| Supplied entries |
--

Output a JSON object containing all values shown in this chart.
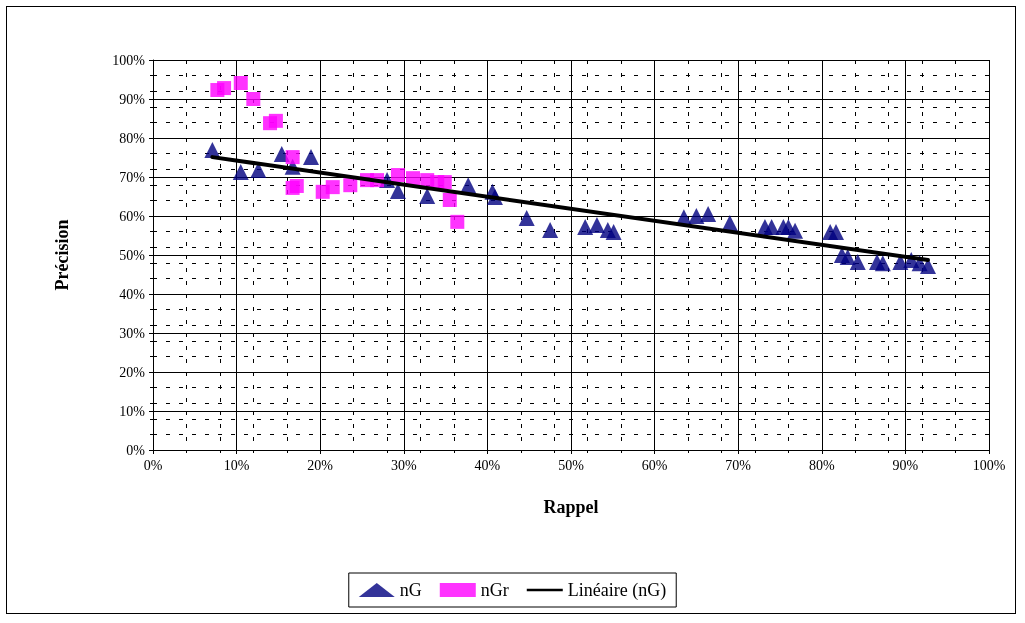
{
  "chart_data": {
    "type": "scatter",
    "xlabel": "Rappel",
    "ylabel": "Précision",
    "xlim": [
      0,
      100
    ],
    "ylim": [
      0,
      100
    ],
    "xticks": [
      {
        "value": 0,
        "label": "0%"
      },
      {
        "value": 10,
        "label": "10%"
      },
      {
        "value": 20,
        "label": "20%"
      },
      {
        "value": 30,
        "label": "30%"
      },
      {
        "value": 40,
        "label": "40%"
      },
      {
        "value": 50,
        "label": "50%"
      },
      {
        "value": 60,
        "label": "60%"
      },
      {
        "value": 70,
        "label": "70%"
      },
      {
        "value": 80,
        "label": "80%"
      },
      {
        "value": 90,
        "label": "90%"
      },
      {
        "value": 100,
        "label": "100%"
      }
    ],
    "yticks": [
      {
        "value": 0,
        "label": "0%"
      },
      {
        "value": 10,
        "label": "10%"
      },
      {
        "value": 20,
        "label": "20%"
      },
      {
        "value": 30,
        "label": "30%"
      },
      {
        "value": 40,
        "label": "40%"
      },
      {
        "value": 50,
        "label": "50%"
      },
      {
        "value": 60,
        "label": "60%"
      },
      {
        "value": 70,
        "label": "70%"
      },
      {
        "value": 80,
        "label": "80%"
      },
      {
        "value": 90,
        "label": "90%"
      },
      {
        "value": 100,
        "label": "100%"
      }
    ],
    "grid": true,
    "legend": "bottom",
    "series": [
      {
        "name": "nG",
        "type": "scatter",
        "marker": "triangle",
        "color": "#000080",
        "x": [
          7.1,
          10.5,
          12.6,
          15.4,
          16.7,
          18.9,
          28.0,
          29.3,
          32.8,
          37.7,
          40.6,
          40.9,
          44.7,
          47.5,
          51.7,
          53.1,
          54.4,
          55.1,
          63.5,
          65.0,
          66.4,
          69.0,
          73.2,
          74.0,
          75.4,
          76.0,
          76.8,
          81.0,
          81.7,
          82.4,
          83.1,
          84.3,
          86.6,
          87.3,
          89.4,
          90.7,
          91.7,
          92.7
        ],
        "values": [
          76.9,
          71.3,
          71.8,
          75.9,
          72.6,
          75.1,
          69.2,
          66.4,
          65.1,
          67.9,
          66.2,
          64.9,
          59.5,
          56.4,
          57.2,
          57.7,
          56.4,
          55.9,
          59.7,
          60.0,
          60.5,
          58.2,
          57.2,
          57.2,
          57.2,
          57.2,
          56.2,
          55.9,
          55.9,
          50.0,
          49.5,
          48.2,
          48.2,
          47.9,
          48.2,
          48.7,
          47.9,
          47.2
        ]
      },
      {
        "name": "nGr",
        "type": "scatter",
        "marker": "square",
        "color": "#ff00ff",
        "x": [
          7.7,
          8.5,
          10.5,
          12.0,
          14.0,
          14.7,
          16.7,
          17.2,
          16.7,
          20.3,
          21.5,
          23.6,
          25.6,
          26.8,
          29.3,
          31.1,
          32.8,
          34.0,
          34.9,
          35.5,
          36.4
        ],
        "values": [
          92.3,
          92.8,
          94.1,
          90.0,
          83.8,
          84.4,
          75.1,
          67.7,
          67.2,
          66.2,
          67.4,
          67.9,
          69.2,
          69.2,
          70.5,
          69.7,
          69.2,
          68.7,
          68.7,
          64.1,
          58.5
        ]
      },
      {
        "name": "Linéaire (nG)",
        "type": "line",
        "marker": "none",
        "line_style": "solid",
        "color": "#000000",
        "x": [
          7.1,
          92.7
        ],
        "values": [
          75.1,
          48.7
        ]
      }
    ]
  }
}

--

| Description of the task |
Extract the entries in full, exactly as they are, minus the pictures.

| Complete answer |
Output a JSON object containing all values shown in this chart.
{
  "chart_data": {
    "type": "scatter",
    "xlabel": "Rappel",
    "ylabel": "Précision",
    "xlim": [
      0,
      100
    ],
    "ylim": [
      0,
      100
    ],
    "xticks": [
      {
        "value": 0,
        "label": "0%"
      },
      {
        "value": 10,
        "label": "10%"
      },
      {
        "value": 20,
        "label": "20%"
      },
      {
        "value": 30,
        "label": "30%"
      },
      {
        "value": 40,
        "label": "40%"
      },
      {
        "value": 50,
        "label": "50%"
      },
      {
        "value": 60,
        "label": "60%"
      },
      {
        "value": 70,
        "label": "70%"
      },
      {
        "value": 80,
        "label": "80%"
      },
      {
        "value": 90,
        "label": "90%"
      },
      {
        "value": 100,
        "label": "100%"
      }
    ],
    "yticks": [
      {
        "value": 0,
        "label": "0%"
      },
      {
        "value": 10,
        "label": "10%"
      },
      {
        "value": 20,
        "label": "20%"
      },
      {
        "value": 30,
        "label": "30%"
      },
      {
        "value": 40,
        "label": "40%"
      },
      {
        "value": 50,
        "label": "50%"
      },
      {
        "value": 60,
        "label": "60%"
      },
      {
        "value": 70,
        "label": "70%"
      },
      {
        "value": 80,
        "label": "80%"
      },
      {
        "value": 90,
        "label": "90%"
      },
      {
        "value": 100,
        "label": "100%"
      }
    ],
    "grid": true,
    "legend": "bottom",
    "series": [
      {
        "name": "nG",
        "type": "scatter",
        "marker": "triangle",
        "color": "#000080",
        "x": [
          7.1,
          10.5,
          12.6,
          15.4,
          16.7,
          18.9,
          28.0,
          29.3,
          32.8,
          37.7,
          40.6,
          40.9,
          44.7,
          47.5,
          51.7,
          53.1,
          54.4,
          55.1,
          63.5,
          65.0,
          66.4,
          69.0,
          73.2,
          74.0,
          75.4,
          76.0,
          76.8,
          81.0,
          81.7,
          82.4,
          83.1,
          84.3,
          86.6,
          87.3,
          89.4,
          90.7,
          91.7,
          92.7
        ],
        "values": [
          76.9,
          71.3,
          71.8,
          75.9,
          72.6,
          75.1,
          69.2,
          66.4,
          65.1,
          67.9,
          66.2,
          64.9,
          59.5,
          56.4,
          57.2,
          57.7,
          56.4,
          55.9,
          59.7,
          60.0,
          60.5,
          58.2,
          57.2,
          57.2,
          57.2,
          57.2,
          56.2,
          55.9,
          55.9,
          50.0,
          49.5,
          48.2,
          48.2,
          47.9,
          48.2,
          48.7,
          47.9,
          47.2
        ]
      },
      {
        "name": "nGr",
        "type": "scatter",
        "marker": "square",
        "color": "#ff00ff",
        "x": [
          7.7,
          8.5,
          10.5,
          12.0,
          14.0,
          14.7,
          16.7,
          17.2,
          16.7,
          20.3,
          21.5,
          23.6,
          25.6,
          26.8,
          29.3,
          31.1,
          32.8,
          34.0,
          34.9,
          35.5,
          36.4
        ],
        "values": [
          92.3,
          92.8,
          94.1,
          90.0,
          83.8,
          84.4,
          75.1,
          67.7,
          67.2,
          66.2,
          67.4,
          67.9,
          69.2,
          69.2,
          70.5,
          69.7,
          69.2,
          68.7,
          68.7,
          64.1,
          58.5
        ]
      },
      {
        "name": "Linéaire (nG)",
        "type": "line",
        "marker": "none",
        "line_style": "solid",
        "color": "#000000",
        "x": [
          7.1,
          92.7
        ],
        "values": [
          75.1,
          48.7
        ]
      }
    ]
  }
}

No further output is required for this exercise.